What to produce: Look through the lines below and extract any with the word "gegenüber".

Dataset excerpts:
= = = = =
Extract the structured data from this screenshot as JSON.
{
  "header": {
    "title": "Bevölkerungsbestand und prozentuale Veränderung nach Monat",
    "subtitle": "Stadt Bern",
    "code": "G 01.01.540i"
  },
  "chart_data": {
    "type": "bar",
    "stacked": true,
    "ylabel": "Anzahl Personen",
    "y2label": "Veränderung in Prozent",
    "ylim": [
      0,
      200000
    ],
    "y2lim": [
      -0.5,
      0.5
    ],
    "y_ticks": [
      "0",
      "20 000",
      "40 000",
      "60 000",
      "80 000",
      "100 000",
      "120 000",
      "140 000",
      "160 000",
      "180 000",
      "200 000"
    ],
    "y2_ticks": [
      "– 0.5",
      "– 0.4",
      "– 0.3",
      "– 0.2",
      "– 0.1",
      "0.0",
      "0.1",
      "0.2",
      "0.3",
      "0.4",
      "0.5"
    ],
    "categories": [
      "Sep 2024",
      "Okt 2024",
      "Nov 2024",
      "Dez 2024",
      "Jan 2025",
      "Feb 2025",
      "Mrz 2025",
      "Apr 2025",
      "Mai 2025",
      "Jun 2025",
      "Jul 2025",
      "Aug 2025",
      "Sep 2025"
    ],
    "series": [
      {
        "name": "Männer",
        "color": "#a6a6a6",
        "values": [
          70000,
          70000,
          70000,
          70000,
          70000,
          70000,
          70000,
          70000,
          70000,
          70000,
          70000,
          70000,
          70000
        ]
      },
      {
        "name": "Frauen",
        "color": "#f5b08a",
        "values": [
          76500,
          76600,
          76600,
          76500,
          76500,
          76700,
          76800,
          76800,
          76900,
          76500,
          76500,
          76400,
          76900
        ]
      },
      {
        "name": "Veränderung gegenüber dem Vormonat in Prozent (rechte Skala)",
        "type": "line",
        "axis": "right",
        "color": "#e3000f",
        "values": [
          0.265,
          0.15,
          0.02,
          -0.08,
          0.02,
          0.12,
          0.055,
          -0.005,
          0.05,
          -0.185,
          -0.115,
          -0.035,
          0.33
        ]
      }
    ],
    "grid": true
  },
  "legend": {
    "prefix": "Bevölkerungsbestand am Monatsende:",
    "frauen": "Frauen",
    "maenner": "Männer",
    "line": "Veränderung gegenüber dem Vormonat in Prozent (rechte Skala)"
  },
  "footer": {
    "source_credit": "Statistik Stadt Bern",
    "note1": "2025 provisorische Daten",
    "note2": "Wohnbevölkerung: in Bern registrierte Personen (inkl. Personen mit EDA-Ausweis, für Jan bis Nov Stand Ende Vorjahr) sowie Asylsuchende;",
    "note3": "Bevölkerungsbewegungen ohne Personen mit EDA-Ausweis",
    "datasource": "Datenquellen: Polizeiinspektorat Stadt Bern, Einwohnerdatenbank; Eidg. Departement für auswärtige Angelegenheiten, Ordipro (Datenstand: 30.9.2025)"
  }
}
= = = = =
Written solution:
        "name": "Veränderung gegenüber dem Vormonat in Prozent (rechte Skala)",
    "line": "Veränderung gegenüber dem Vormonat in Prozent (rechte Skala)"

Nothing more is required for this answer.